◆ Task requirements: The data must be returned in full and exactly as given.

◆ Exercise input:
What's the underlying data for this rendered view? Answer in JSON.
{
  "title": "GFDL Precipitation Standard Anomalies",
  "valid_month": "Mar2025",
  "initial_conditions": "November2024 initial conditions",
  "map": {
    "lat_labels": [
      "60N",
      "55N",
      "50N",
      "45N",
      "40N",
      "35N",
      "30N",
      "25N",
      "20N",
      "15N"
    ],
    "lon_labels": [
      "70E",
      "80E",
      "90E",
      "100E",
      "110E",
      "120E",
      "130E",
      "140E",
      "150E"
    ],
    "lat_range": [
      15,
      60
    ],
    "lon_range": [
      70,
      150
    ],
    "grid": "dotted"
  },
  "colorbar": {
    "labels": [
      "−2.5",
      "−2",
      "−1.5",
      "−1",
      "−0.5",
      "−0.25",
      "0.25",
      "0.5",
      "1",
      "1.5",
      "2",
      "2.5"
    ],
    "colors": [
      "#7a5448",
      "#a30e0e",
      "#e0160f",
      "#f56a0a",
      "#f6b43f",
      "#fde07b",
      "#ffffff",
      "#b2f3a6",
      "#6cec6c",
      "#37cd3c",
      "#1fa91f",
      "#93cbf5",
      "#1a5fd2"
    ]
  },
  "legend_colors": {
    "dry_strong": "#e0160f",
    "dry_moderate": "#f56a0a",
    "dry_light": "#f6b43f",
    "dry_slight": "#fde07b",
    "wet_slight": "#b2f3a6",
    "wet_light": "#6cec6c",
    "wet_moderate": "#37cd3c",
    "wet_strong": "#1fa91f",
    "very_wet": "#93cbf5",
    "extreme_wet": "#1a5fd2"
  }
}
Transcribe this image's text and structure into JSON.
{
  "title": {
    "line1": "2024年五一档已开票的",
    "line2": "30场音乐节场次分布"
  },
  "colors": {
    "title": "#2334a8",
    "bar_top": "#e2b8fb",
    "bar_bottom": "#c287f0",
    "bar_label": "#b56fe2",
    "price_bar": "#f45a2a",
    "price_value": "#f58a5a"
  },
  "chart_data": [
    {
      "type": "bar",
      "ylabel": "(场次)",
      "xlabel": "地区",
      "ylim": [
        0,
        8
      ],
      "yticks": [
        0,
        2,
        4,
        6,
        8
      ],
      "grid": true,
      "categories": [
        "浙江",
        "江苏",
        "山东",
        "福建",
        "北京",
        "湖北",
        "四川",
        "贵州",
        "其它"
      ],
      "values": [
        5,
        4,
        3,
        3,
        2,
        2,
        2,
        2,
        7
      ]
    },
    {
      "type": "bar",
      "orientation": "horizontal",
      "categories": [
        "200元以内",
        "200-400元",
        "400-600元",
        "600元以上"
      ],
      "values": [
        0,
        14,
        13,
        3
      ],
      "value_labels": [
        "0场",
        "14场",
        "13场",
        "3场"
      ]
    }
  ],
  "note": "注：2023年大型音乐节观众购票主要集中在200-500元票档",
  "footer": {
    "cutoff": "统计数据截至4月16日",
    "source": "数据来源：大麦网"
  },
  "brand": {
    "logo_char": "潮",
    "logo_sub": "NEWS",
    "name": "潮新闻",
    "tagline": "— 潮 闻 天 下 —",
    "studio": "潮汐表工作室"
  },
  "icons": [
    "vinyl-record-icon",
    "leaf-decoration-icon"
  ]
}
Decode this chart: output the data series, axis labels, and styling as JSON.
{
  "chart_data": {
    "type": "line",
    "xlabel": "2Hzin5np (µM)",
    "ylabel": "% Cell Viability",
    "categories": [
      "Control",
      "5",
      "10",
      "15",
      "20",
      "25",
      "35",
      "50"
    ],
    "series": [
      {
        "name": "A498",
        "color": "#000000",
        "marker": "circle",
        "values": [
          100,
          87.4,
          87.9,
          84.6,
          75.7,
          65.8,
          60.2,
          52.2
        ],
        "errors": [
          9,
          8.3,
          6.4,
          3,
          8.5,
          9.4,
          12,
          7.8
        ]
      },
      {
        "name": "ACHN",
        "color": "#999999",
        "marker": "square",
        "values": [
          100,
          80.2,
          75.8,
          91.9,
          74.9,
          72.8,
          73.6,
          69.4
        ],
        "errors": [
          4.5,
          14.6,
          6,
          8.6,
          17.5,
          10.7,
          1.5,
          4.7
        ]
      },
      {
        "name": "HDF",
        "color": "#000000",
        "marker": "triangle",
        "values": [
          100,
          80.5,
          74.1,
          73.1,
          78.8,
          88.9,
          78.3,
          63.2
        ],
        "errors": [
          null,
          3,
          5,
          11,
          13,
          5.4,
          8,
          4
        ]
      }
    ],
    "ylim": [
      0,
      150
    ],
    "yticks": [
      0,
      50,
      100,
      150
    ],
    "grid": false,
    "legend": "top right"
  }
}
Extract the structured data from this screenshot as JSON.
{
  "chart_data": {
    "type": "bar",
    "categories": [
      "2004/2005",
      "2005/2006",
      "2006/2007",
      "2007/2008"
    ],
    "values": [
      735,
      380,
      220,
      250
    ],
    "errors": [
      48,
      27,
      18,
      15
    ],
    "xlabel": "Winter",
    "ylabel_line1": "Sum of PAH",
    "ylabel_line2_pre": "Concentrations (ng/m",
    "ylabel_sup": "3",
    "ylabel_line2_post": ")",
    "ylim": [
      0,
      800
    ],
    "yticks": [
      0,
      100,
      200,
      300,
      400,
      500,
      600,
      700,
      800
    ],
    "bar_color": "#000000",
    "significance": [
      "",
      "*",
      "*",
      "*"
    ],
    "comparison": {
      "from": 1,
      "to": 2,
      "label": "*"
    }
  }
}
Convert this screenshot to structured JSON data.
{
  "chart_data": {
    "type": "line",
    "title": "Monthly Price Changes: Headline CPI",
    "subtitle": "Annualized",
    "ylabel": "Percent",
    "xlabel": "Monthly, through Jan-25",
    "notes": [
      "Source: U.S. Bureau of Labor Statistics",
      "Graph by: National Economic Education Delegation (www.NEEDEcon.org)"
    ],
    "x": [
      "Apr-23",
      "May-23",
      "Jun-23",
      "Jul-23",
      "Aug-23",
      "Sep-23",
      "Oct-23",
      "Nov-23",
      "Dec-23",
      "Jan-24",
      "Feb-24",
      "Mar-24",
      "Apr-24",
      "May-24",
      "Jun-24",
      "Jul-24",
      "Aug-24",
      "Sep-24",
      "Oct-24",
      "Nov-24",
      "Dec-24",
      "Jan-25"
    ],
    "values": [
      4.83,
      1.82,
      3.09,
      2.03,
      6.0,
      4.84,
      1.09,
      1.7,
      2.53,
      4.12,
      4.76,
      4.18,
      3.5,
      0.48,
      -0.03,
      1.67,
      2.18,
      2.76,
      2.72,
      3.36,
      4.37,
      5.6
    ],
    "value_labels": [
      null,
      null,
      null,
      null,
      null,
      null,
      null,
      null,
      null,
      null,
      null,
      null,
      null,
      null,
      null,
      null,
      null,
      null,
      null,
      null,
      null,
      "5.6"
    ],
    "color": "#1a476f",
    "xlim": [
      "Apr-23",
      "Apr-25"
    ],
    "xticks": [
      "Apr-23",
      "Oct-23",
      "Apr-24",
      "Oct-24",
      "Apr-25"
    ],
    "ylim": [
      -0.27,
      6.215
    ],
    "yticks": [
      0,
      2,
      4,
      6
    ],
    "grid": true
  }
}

◆ Result for this task:
What's the underlying data for this rendered view? Answer in JSON.
{
  "title": "GFDL Precipitation Standard Anomalies",
  "valid_month": "Mar2025",
  "initial_conditions": "November2024 initial conditions",
  "map": {
    "lat_labels": [
      "60N",
      "55N",
      "50N",
      "45N",
      "40N",
      "35N",
      "30N",
      "25N",
      "20N",
      "15N"
    ],
    "lon_labels": [
      "70E",
      "80E",
      "90E",
      "100E",
      "110E",
      "120E",
      "130E",
      "140E",
      "150E"
    ],
    "lat_range": [
      15,
      60
    ],
    "lon_range": [
      70,
      150
    ],
    "grid": "dotted"
  },
  "colorbar": {
    "labels": [
      "−2.5",
      "−2",
      "−1.5",
      "−1",
      "−0.5",
      "−0.25",
      "0.25",
      "0.5",
      "1",
      "1.5",
      "2",
      "2.5"
    ],
    "colors": [
      "#7a5448",
      "#a30e0e",
      "#e0160f",
      "#f56a0a",
      "#f6b43f",
      "#fde07b",
      "#ffffff",
      "#b2f3a6",
      "#6cec6c",
      "#37cd3c",
      "#1fa91f",
      "#93cbf5",
      "#1a5fd2"
    ]
  },
  "legend_colors": {
    "dry_strong": "#e0160f",
    "dry_moderate": "#f56a0a",
    "dry_light": "#f6b43f",
    "dry_slight": "#fde07b",
    "wet_slight": "#b2f3a6",
    "wet_light": "#6cec6c",
    "wet_moderate": "#37cd3c",
    "wet_strong": "#1fa91f",
    "very_wet": "#93cbf5",
    "extreme_wet": "#1a5fd2"
  }
}
Transcribe this image's text and structure into JSON.
{
  "title": {
    "line1": "2024年五一档已开票的",
    "line2": "30场音乐节场次分布"
  },
  "colors": {
    "title": "#2334a8",
    "bar_top": "#e2b8fb",
    "bar_bottom": "#c287f0",
    "bar_label": "#b56fe2",
    "price_bar": "#f45a2a",
    "price_value": "#f58a5a"
  },
  "chart_data": [
    {
      "type": "bar",
      "ylabel": "(场次)",
      "xlabel": "地区",
      "ylim": [
        0,
        8
      ],
      "yticks": [
        0,
        2,
        4,
        6,
        8
      ],
      "grid": true,
      "categories": [
        "浙江",
        "江苏",
        "山东",
        "福建",
        "北京",
        "湖北",
        "四川",
        "贵州",
        "其它"
      ],
      "values": [
        5,
        4,
        3,
        3,
        2,
        2,
        2,
        2,
        7
      ]
    },
    {
      "type": "bar",
      "orientation": "horizontal",
      "categories": [
        "200元以内",
        "200-400元",
        "400-600元",
        "600元以上"
      ],
      "values": [
        0,
        14,
        13,
        3
      ],
      "value_labels": [
        "0场",
        "14场",
        "13场",
        "3场"
      ]
    }
  ],
  "note": "注：2023年大型音乐节观众购票主要集中在200-500元票档",
  "footer": {
    "cutoff": "统计数据截至4月16日",
    "source": "数据来源：大麦网"
  },
  "brand": {
    "logo_char": "潮",
    "logo_sub": "NEWS",
    "name": "潮新闻",
    "tagline": "— 潮 闻 天 下 —",
    "studio": "潮汐表工作室"
  },
  "icons": [
    "vinyl-record-icon",
    "leaf-decoration-icon"
  ]
}
Decode this chart: output the data series, axis labels, and styling as JSON.
{
  "chart_data": {
    "type": "line",
    "xlabel": "2Hzin5np (µM)",
    "ylabel": "% Cell Viability",
    "categories": [
      "Control",
      "5",
      "10",
      "15",
      "20",
      "25",
      "35",
      "50"
    ],
    "series": [
      {
        "name": "A498",
        "color": "#000000",
        "marker": "circle",
        "values": [
          100,
          87.4,
          87.9,
          84.6,
          75.7,
          65.8,
          60.2,
          52.2
        ],
        "errors": [
          9,
          8.3,
          6.4,
          3,
          8.5,
          9.4,
          12,
          7.8
        ]
      },
      {
        "name": "ACHN",
        "color": "#999999",
        "marker": "square",
        "values": [
          100,
          80.2,
          75.8,
          91.9,
          74.9,
          72.8,
          73.6,
          69.4
        ],
        "errors": [
          4.5,
          14.6,
          6,
          8.6,
          17.5,
          10.7,
          1.5,
          4.7
        ]
      },
      {
        "name": "HDF",
        "color": "#000000",
        "marker": "triangle",
        "values": [
          100,
          80.5,
          74.1,
          73.1,
          78.8,
          88.9,
          78.3,
          63.2
        ],
        "errors": [
          null,
          3,
          5,
          11,
          13,
          5.4,
          8,
          4
        ]
      }
    ],
    "ylim": [
      0,
      150
    ],
    "yticks": [
      0,
      50,
      100,
      150
    ],
    "grid": false,
    "legend": "top right"
  }
}
Extract the structured data from this screenshot as JSON.
{
  "chart_data": {
    "type": "bar",
    "categories": [
      "2004/2005",
      "2005/2006",
      "2006/2007",
      "2007/2008"
    ],
    "values": [
      735,
      380,
      220,
      250
    ],
    "errors": [
      48,
      27,
      18,
      15
    ],
    "xlabel": "Winter",
    "ylabel_line1": "Sum of PAH",
    "ylabel_line2_pre": "Concentrations (ng/m",
    "ylabel_sup": "3",
    "ylabel_line2_post": ")",
    "ylim": [
      0,
      800
    ],
    "yticks": [
      0,
      100,
      200,
      300,
      400,
      500,
      600,
      700,
      800
    ],
    "bar_color": "#000000",
    "significance": [
      "",
      "*",
      "*",
      "*"
    ],
    "comparison": {
      "from": 1,
      "to": 2,
      "label": "*"
    }
  }
}
Convert this screenshot to structured JSON data.
{
  "chart_data": {
    "type": "line",
    "title": "Monthly Price Changes: Headline CPI",
    "subtitle": "Annualized",
    "ylabel": "Percent",
    "xlabel": "Monthly, through Jan-25",
    "notes": [
      "Source: U.S. Bureau of Labor Statistics",
      "Graph by: National Economic Education Delegation (www.NEEDEcon.org)"
    ],
    "x": [
      "Apr-23",
      "May-23",
      "Jun-23",
      "Jul-23",
      "Aug-23",
      "Sep-23",
      "Oct-23",
      "Nov-23",
      "Dec-23",
      "Jan-24",
      "Feb-24",
      "Mar-24",
      "Apr-24",
      "May-24",
      "Jun-24",
      "Jul-24",
      "Aug-24",
      "Sep-24",
      "Oct-24",
      "Nov-24",
      "Dec-24",
      "Jan-25"
    ],
    "values": [
      4.83,
      1.82,
      3.09,
      2.03,
      6.0,
      4.84,
      1.09,
      1.7,
      2.53,
      4.12,
      4.76,
      4.18,
      3.5,
      0.48,
      -0.03,
      1.67,
      2.18,
      2.76,
      2.72,
      3.36,
      4.37,
      5.6
    ],
    "value_labels": [
      null,
      null,
      null,
      null,
      null,
      null,
      null,
      null,
      null,
      null,
      null,
      null,
      null,
      null,
      null,
      null,
      null,
      null,
      null,
      null,
      null,
      "5.6"
    ],
    "color": "#1a476f",
    "xlim": [
      "Apr-23",
      "Apr-25"
    ],
    "xticks": [
      "Apr-23",
      "Oct-23",
      "Apr-24",
      "Oct-24",
      "Apr-25"
    ],
    "ylim": [
      -0.27,
      6.215
    ],
    "yticks": [
      0,
      2,
      4,
      6
    ],
    "grid": true
  }
}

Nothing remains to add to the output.